Saved entries
================

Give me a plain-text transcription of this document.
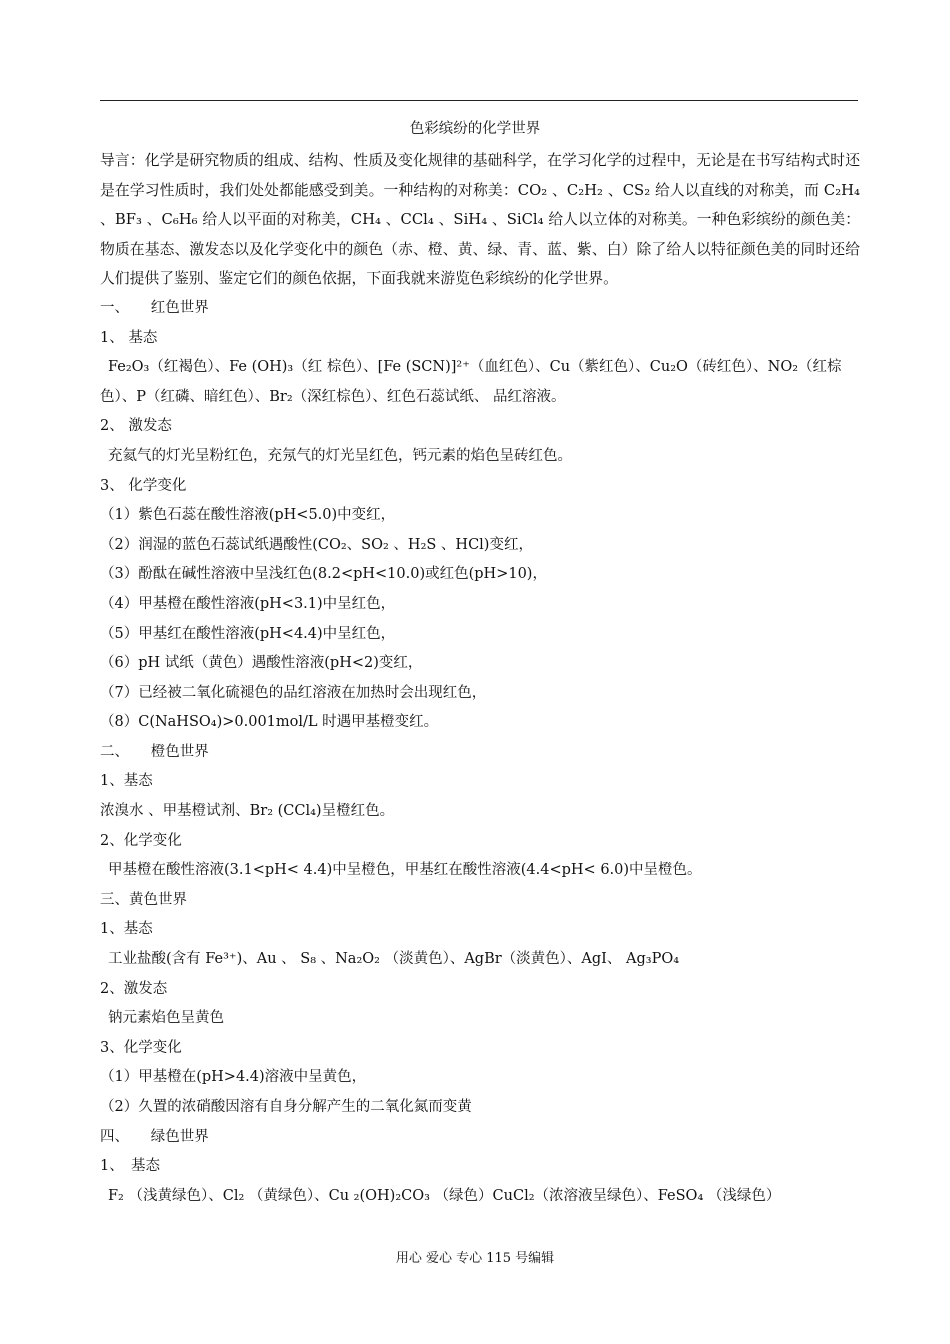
色彩缤纷的化学世界
导言：化学是研究物质的组成、结构、性质及变化规律的基础科学，在学习化学的过程中，无论是在书写结构式时还是在学习性质时，我们处处都能感受到美。一种结构的对称美：CO₂ 、C₂H₂ 、CS₂ 给人以直线的对称美，而 C₂H₄ 、BF₃ 、C₆H₆ 给人以平面的对称美，CH₄ 、CCl₄ 、SiH₄ 、SiCl₄ 给人以立体的对称美。一种色彩缤纷的颜色美：物质在基态、激发态以及化学变化中的颜色（赤、橙、黄、绿、青、蓝、紫、白）除了给人以特征颜色美的同时还给人们提供了鉴别、鉴定它们的颜色依据，下面我就来游览色彩缤纷的化学世界。
一、　　红色世界
1、 基态
Fe₂O₃（红褐色）、Fe (OH)₃（红 棕色）、[Fe (SCN)]²⁺（血红色）、Cu（紫红色）、Cu₂O（砖红色）、NO₂（红棕
色）、P（红磷、暗红色）、Br₂（深红棕色）、红色石蕊试纸、 品红溶液。
2、 激发态
充氦气的灯光呈粉红色，充氖气的灯光呈红色，钙元素的焰色呈砖红色。
3、 化学变化
（1）紫色石蕊在酸性溶液(pH<5.0)中变红，
（2）润湿的蓝色石蕊试纸遇酸性(CO₂、SO₂ 、H₂S 、HCl)变红，
（3）酚酞在碱性溶液中呈浅红色(8.2<pH<10.0)或红色(pH>10)，
（4）甲基橙在酸性溶液(pH<3.1)中呈红色，
（5）甲基红在酸性溶液(pH<4.4)中呈红色，
（6）pH 试纸（黄色）遇酸性溶液(pH<2)变红，
（7）已经被二氧化硫褪色的品红溶液在加热时会出现红色，
（8）C(NaHSO₄)>0.001mol/L 时遇甲基橙变红。
二、　　橙色世界
1、基态
浓溴水 、甲基橙试剂、Br₂ (CCl₄)呈橙红色。
2、化学变化
甲基橙在酸性溶液(3.1<pH< 4.4)中呈橙色，甲基红在酸性溶液(4.4<pH< 6.0)中呈橙色。
三、黄色世界
1、基态
工业盐酸(含有 Fe³⁺)、Au 、 S₈ 、Na₂O₂ （淡黄色）、AgBr（淡黄色）、AgI、 Ag₃PO₄
2、激发态
钠元素焰色呈黄色
3、化学变化
（1）甲基橙在(pH>4.4)溶液中呈黄色，
（2）久置的浓硝酸因溶有自身分解产生的二氧化氮而变黄
四、　　绿色世界
1、　基态
F₂ （浅黄绿色）、Cl₂ （黄绿色）、Cu ₂(OH)₂CO₃ （绿色）CuCl₂（浓溶液呈绿色）、FeSO₄ （浅绿色）
用心 爱心 专心 115 号编辑
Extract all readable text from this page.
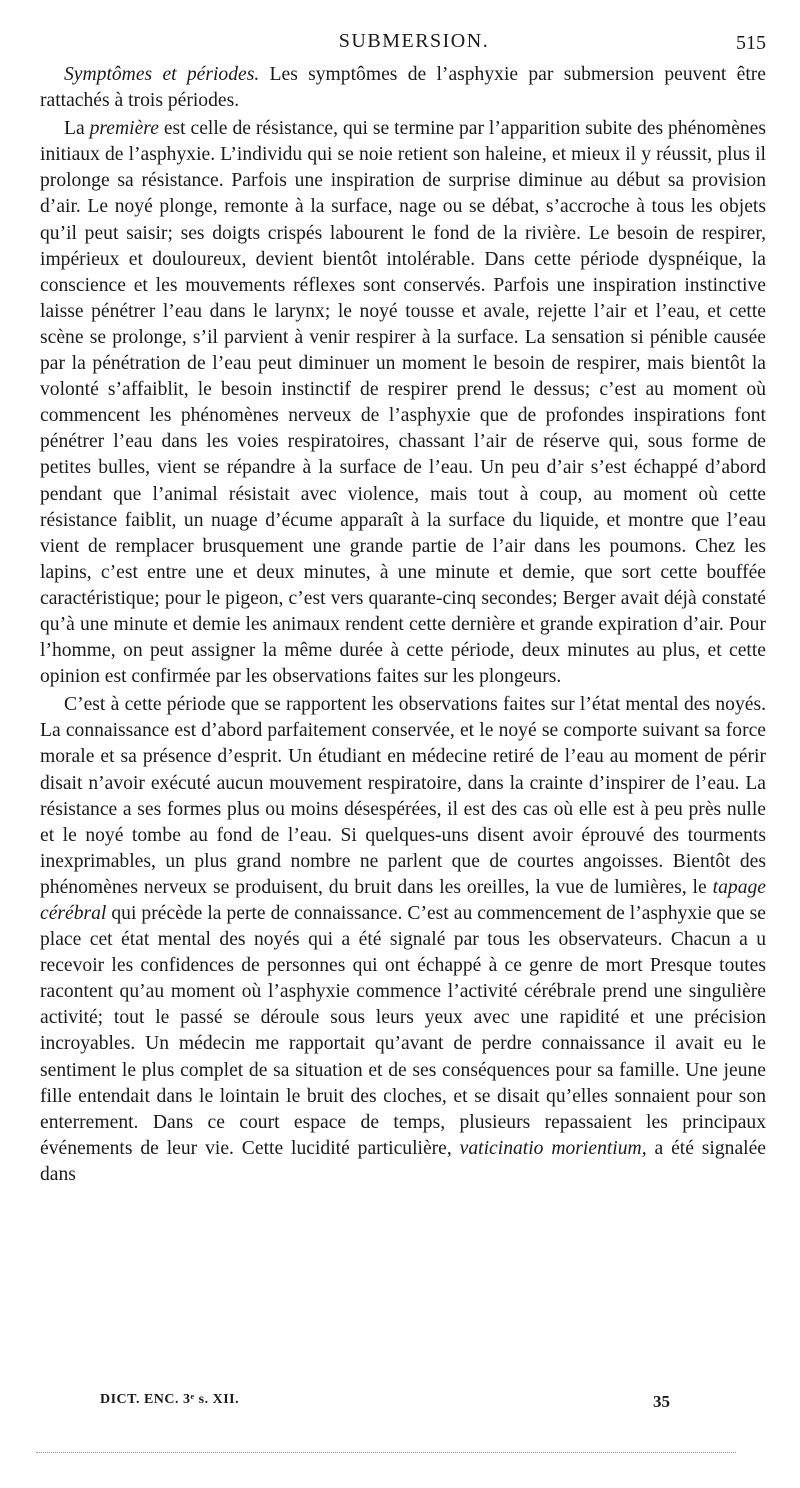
SUBMERSION.	515

Symptômes et périodes. Les symptômes de l’asphyxie par submersion peuvent être rattachés à trois périodes.

La première est celle de résistance, qui se termine par l’apparition subite des phénomènes initiaux de l’asphyxie. L’individu qui se noie retient son haleine, et mieux il y réussit, plus il prolonge sa résistance. Parfois une inspiration de surprise diminue au début sa provision d’air. Le noyé plonge, remonte à la surface, nage ou se débat, s’accroche à tous les objets qu’il peut saisir; ses doigts crispés labourent le fond de la rivière. Le besoin de respirer, impérieux et douloureux, devient bientôt intolérable. Dans cette période dyspnéique, la conscience et les mouvements réflexes sont conservés. Parfois une inspiration instinctive laisse pénétrer l’eau dans le larynx; le noyé tousse et avale, rejette l’air et l’eau, et cette scène se prolonge, s’il parvient à venir respirer à la surface. La sensation si pénible causée par la pénétration de l’eau peut diminuer un moment le besoin de respirer, mais bientôt la volonté s’affaiblit, le besoin instinctif de respirer prend le dessus; c’est au moment où commencent les phénomènes nerveux de l’asphyxie que de profondes inspirations font pénétrer l’eau dans les voies respiratoires, chassant l’air de réserve qui, sous forme de petites bulles, vient se répandre à la surface de l’eau. Un peu d’air s’est échappé d’abord pendant que l’animal résistait avec violence, mais tout à coup, au moment où cette résistance faiblit, un nuage d’écume apparaît à la surface du liquide, et montre que l’eau vient de remplacer brusquement une grande partie de l’air dans les poumons. Chez les lapins, c’est entre une et deux minutes, à une minute et demie, que sort cette bouffée caractéristique; pour le pigeon, c’est vers quarante-cinq secondes; Berger avait déjà constaté qu’à une minute et demie les animaux rendent cette dernière et grande expiration d’air. Pour l’homme, on peut assigner la même durée à cette période, deux minutes au plus, et cette opinion est confirmée par les observations faites sur les plongeurs.

C’est à cette période que se rapportent les observations faites sur l’état mental des noyés. La connaissance est d’abord parfaitement conservée, et le noyé se comporte suivant sa force morale et sa présence d’esprit. Un étudiant en médecine retiré de l’eau au moment de périr disait n’avoir exécuté aucun mouvement respiratoire, dans la crainte d’inspirer de l’eau. La résistance a ses formes plus ou moins désespérées, il est des cas où elle est à peu près nulle et le noyé tombe au fond de l’eau. Si quelques-uns disent avoir éprouvé des tourments inexprimables, un plus grand nombre ne parlent que de courtes angoisses. Bientôt des phénomènes nerveux se produisent, du bruit dans les oreilles, la vue de lumières, le tapage cérébral qui précède la perte de connaissance. C’est au commencement de l’asphyxie que se place cet état mental des noyés qui a été signalé par tous les observateurs. Chacun a u recevoir les confidences de personnes qui ont échappé à ce genre de mort Presque toutes racontent qu’au moment où l’asphyxie commence l’activité cérébrale prend une singulière activité; tout le passé se déroule sous leurs yeux avec une rapidité et une précision incroyables. Un médecin me rapportait qu’avant de perdre connaissance il avait eu le sentiment le plus complet de sa situation et de ses conséquences pour sa famille. Une jeune fille entendait dans le lointain le bruit des cloches, et se disait qu’elles sonnaient pour son enterrement. Dans ce court espace de temps, plusieurs repassaient les principaux événements de leur vie. Cette lucidité particulière, vaticinatio morientium, a été signalée dans

DICT. ENC. 3ᵉ s. XII.	35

================

• [The problem]: Write out the records above exactly as they appear, leaving out any pictures.

• [Result below]:
Give me a plain-text transcription of this document.
色彩缤纷的化学世界
导言：化学是研究物质的组成、结构、性质及变化规律的基础科学，在学习化学的过程中，无论是在书写结构式时还是在学习性质时，我们处处都能感受到美。一种结构的对称美：CO₂ 、C₂H₂ 、CS₂ 给人以直线的对称美，而 C₂H₄ 、BF₃ 、C₆H₆ 给人以平面的对称美，CH₄ 、CCl₄ 、SiH₄ 、SiCl₄ 给人以立体的对称美。一种色彩缤纷的颜色美：物质在基态、激发态以及化学变化中的颜色（赤、橙、黄、绿、青、蓝、紫、白）除了给人以特征颜色美的同时还给人们提供了鉴别、鉴定它们的颜色依据，下面我就来游览色彩缤纷的化学世界。
一、　　红色世界
1、 基态
Fe₂O₃（红褐色）、Fe (OH)₃（红 棕色）、[Fe (SCN)]²⁺（血红色）、Cu（紫红色）、Cu₂O（砖红色）、NO₂（红棕
色）、P（红磷、暗红色）、Br₂（深红棕色）、红色石蕊试纸、 品红溶液。
2、 激发态
充氦气的灯光呈粉红色，充氖气的灯光呈红色，钙元素的焰色呈砖红色。
3、 化学变化
（1）紫色石蕊在酸性溶液(pH<5.0)中变红，
（2）润湿的蓝色石蕊试纸遇酸性(CO₂、SO₂ 、H₂S 、HCl)变红，
（3）酚酞在碱性溶液中呈浅红色(8.2<pH<10.0)或红色(pH>10)，
（4）甲基橙在酸性溶液(pH<3.1)中呈红色，
（5）甲基红在酸性溶液(pH<4.4)中呈红色，
（6）pH 试纸（黄色）遇酸性溶液(pH<2)变红，
（7）已经被二氧化硫褪色的品红溶液在加热时会出现红色，
（8）C(NaHSO₄)>0.001mol/L 时遇甲基橙变红。
二、　　橙色世界
1、基态
浓溴水 、甲基橙试剂、Br₂ (CCl₄)呈橙红色。
2、化学变化
甲基橙在酸性溶液(3.1<pH< 4.4)中呈橙色，甲基红在酸性溶液(4.4<pH< 6.0)中呈橙色。
三、黄色世界
1、基态
工业盐酸(含有 Fe³⁺)、Au 、 S₈ 、Na₂O₂ （淡黄色）、AgBr（淡黄色）、AgI、 Ag₃PO₄
2、激发态
钠元素焰色呈黄色
3、化学变化
（1）甲基橙在(pH>4.4)溶液中呈黄色，
（2）久置的浓硝酸因溶有自身分解产生的二氧化氮而变黄
四、　　绿色世界
1、　基态
F₂ （浅黄绿色）、Cl₂ （黄绿色）、Cu ₂(OH)₂CO₃ （绿色）CuCl₂（浓溶液呈绿色）、FeSO₄ （浅绿色）
用心 爱心 专心 115 号编辑
Extract all readable text from this page.
SUBMERSION.	515

Symptômes et périodes. Les symptômes de l’asphyxie par submersion peuvent être rattachés à trois périodes.

La première est celle de résistance, qui se termine par l’apparition subite des phénomènes initiaux de l’asphyxie. L’individu qui se noie retient son haleine, et mieux il y réussit, plus il prolonge sa résistance. Parfois une inspiration de surprise diminue au début sa provision d’air. Le noyé plonge, remonte à la surface, nage ou se débat, s’accroche à tous les objets qu’il peut saisir; ses doigts crispés labourent le fond de la rivière. Le besoin de respirer, impérieux et douloureux, devient bientôt intolérable. Dans cette période dyspnéique, la conscience et les mouvements réflexes sont conservés. Parfois une inspiration instinctive laisse pénétrer l’eau dans le larynx; le noyé tousse et avale, rejette l’air et l’eau, et cette scène se prolonge, s’il parvient à venir respirer à la surface. La sensation si pénible causée par la pénétration de l’eau peut diminuer un moment le besoin de respirer, mais bientôt la volonté s’affaiblit, le besoin instinctif de respirer prend le dessus; c’est au moment où commencent les phénomènes nerveux de l’asphyxie que de profondes inspirations font pénétrer l’eau dans les voies respiratoires, chassant l’air de réserve qui, sous forme de petites bulles, vient se répandre à la surface de l’eau. Un peu d’air s’est échappé d’abord pendant que l’animal résistait avec violence, mais tout à coup, au moment où cette résistance faiblit, un nuage d’écume apparaît à la surface du liquide, et montre que l’eau vient de remplacer brusquement une grande partie de l’air dans les poumons. Chez les lapins, c’est entre une et deux minutes, à une minute et demie, que sort cette bouffée caractéristique; pour le pigeon, c’est vers quarante-cinq secondes; Berger avait déjà constaté qu’à une minute et demie les animaux rendent cette dernière et grande expiration d’air. Pour l’homme, on peut assigner la même durée à cette période, deux minutes au plus, et cette opinion est confirmée par les observations faites sur les plongeurs.

C’est à cette période que se rapportent les observations faites sur l’état mental des noyés. La connaissance est d’abord parfaitement conservée, et le noyé se comporte suivant sa force morale et sa présence d’esprit. Un étudiant en médecine retiré de l’eau au moment de périr disait n’avoir exécuté aucun mouvement respiratoire, dans la crainte d’inspirer de l’eau. La résistance a ses formes plus ou moins désespérées, il est des cas où elle est à peu près nulle et le noyé tombe au fond de l’eau. Si quelques-uns disent avoir éprouvé des tourments inexprimables, un plus grand nombre ne parlent que de courtes angoisses. Bientôt des phénomènes nerveux se produisent, du bruit dans les oreilles, la vue de lumières, le tapage cérébral qui précède la perte de connaissance. C’est au commencement de l’asphyxie que se place cet état mental des noyés qui a été signalé par tous les observateurs. Chacun a u recevoir les confidences de personnes qui ont échappé à ce genre de mort Presque toutes racontent qu’au moment où l’asphyxie commence l’activité cérébrale prend une singulière activité; tout le passé se déroule sous leurs yeux avec une rapidité et une précision incroyables. Un médecin me rapportait qu’avant de perdre connaissance il avait eu le sentiment le plus complet de sa situation et de ses conséquences pour sa famille. Une jeune fille entendait dans le lointain le bruit des cloches, et se disait qu’elles sonnaient pour son enterrement. Dans ce court espace de temps, plusieurs repassaient les principaux événements de leur vie. Cette lucidité particulière, vaticinatio morientium, a été signalée dans

DICT. ENC. 3ᵉ s. XII.	35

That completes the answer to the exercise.